YOUR INSTRUCTIONS
Give the lines of the listing below as a numbered list, omitting any blank lines.
>> begin DATA
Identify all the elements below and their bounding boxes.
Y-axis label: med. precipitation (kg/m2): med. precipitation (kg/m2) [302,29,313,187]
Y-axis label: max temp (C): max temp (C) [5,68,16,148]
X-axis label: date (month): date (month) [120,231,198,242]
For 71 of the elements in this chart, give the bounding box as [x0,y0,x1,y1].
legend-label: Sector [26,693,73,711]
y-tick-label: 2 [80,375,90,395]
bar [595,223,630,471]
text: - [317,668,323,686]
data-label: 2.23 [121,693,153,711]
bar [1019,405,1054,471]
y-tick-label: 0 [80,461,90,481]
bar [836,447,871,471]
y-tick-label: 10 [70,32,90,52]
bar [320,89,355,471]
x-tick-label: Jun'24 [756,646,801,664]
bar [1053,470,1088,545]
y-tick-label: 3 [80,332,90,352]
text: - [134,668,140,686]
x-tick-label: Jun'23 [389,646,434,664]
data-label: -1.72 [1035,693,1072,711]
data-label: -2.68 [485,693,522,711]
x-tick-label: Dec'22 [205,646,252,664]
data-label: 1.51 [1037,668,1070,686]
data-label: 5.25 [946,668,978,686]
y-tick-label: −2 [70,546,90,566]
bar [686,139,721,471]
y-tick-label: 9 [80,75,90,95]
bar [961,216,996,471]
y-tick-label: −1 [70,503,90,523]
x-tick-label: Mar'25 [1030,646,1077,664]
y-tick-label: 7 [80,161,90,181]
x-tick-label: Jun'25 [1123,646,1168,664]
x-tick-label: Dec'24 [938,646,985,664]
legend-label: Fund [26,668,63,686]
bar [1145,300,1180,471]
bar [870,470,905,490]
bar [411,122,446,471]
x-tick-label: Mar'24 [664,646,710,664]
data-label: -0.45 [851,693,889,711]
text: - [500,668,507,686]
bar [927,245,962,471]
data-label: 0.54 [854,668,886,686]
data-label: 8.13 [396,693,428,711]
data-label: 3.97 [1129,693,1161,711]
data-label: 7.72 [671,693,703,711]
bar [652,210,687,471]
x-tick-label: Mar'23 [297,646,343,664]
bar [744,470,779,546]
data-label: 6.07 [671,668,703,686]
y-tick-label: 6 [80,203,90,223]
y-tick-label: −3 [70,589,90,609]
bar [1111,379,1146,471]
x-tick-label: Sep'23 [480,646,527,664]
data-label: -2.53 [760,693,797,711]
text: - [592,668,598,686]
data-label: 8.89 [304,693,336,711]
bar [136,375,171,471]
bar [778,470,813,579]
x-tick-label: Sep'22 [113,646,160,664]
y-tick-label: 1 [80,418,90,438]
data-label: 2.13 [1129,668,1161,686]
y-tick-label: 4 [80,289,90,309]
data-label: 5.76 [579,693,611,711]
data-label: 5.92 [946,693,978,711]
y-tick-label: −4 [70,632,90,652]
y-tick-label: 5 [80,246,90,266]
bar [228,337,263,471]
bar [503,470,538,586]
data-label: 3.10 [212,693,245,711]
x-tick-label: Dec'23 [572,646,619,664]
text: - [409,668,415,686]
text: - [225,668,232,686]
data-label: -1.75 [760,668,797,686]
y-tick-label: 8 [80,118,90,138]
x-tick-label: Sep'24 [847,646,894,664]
>> end DATA
RESULT OF THIS TASK
1. Identify all the elements below and their bounding boxes.
2. Y-axis label: med. precipitation (kg/m2): med. precipitation (kg/m2) [302,29,313,187]
3. Y-axis label: max temp (C): max temp (C) [5,68,16,148]
4. X-axis label: date (month): date (month) [120,231,198,242]
5. For 71 of the elements in this chart, give the bounding box as [x0,y0,x1,y1].
6. legend-label: Sector [26,693,73,711]
7. y-tick-label: 2 [80,375,90,395]
8. bar [595,223,630,471]
9. text: - [317,668,323,686]
10. data-label: 2.23 [121,693,153,711]
11. bar [1019,405,1054,471]
12. y-tick-label: 0 [80,461,90,481]
13. bar [836,447,871,471]
14. y-tick-label: 10 [70,32,90,52]
15. bar [320,89,355,471]
16. x-tick-label: Jun'24 [756,646,801,664]
17. bar [1053,470,1088,545]
18. y-tick-label: 3 [80,332,90,352]
19. text: - [134,668,140,686]
20. x-tick-label: Jun'23 [389,646,434,664]
21. data-label: -1.72 [1035,693,1072,711]
22. data-label: -2.68 [485,693,522,711]
23. x-tick-label: Dec'22 [205,646,252,664]
24. data-label: 1.51 [1037,668,1070,686]
25. data-label: 5.25 [946,668,978,686]
26. y-tick-label: −2 [70,546,90,566]
27. bar [686,139,721,471]
28. y-tick-label: 9 [80,75,90,95]
29. bar [961,216,996,471]
30. y-tick-label: −1 [70,503,90,523]
31. x-tick-label: Mar'25 [1030,646,1077,664]
32. y-tick-label: 7 [80,161,90,181]
33. x-tick-label: Jun'25 [1123,646,1168,664]
34. x-tick-label: Dec'24 [938,646,985,664]
35. legend-label: Fund [26,668,63,686]
36. bar [1145,300,1180,471]
37. bar [870,470,905,490]
38. bar [411,122,446,471]
39. x-tick-label: Mar'24 [664,646,710,664]
40. data-label: -0.45 [851,693,889,711]
41. text: - [500,668,507,686]
42. bar [927,245,962,471]
43. data-label: 0.54 [854,668,886,686]
44. data-label: 8.13 [396,693,428,711]
45. data-label: 3.97 [1129,693,1161,711]
46. data-label: 7.72 [671,693,703,711]
47. bar [652,210,687,471]
48. x-tick-label: Mar'23 [297,646,343,664]
49. bar [744,470,779,546]
50. data-label: 6.07 [671,668,703,686]
51. y-tick-label: 6 [80,203,90,223]
52. y-tick-label: −3 [70,589,90,609]
53. bar [1111,379,1146,471]
54. x-tick-label: Sep'23 [480,646,527,664]
55. data-label: -2.53 [760,693,797,711]
56. text: - [592,668,598,686]
57. data-label: 8.89 [304,693,336,711]
58. bar [136,375,171,471]
59. bar [778,470,813,579]
60. x-tick-label: Sep'22 [113,646,160,664]
61. y-tick-label: 1 [80,418,90,438]
62. data-label: 2.13 [1129,668,1161,686]
63. y-tick-label: 4 [80,289,90,309]
64. data-label: 5.76 [579,693,611,711]
65. data-label: 5.92 [946,693,978,711]
66. y-tick-label: −4 [70,632,90,652]
67. y-tick-label: 5 [80,246,90,266]
68. bar [228,337,263,471]
69. bar [503,470,538,586]
70. data-label: 3.10 [212,693,245,711]
71. x-tick-label: Dec'23 [572,646,619,664]
72. text: - [409,668,415,686]
73. text: - [225,668,232,686]
74. data-label: -1.75 [760,668,797,686]
75. y-tick-label: 8 [80,118,90,138]
76. x-tick-label: Sep'24 [847,646,894,664]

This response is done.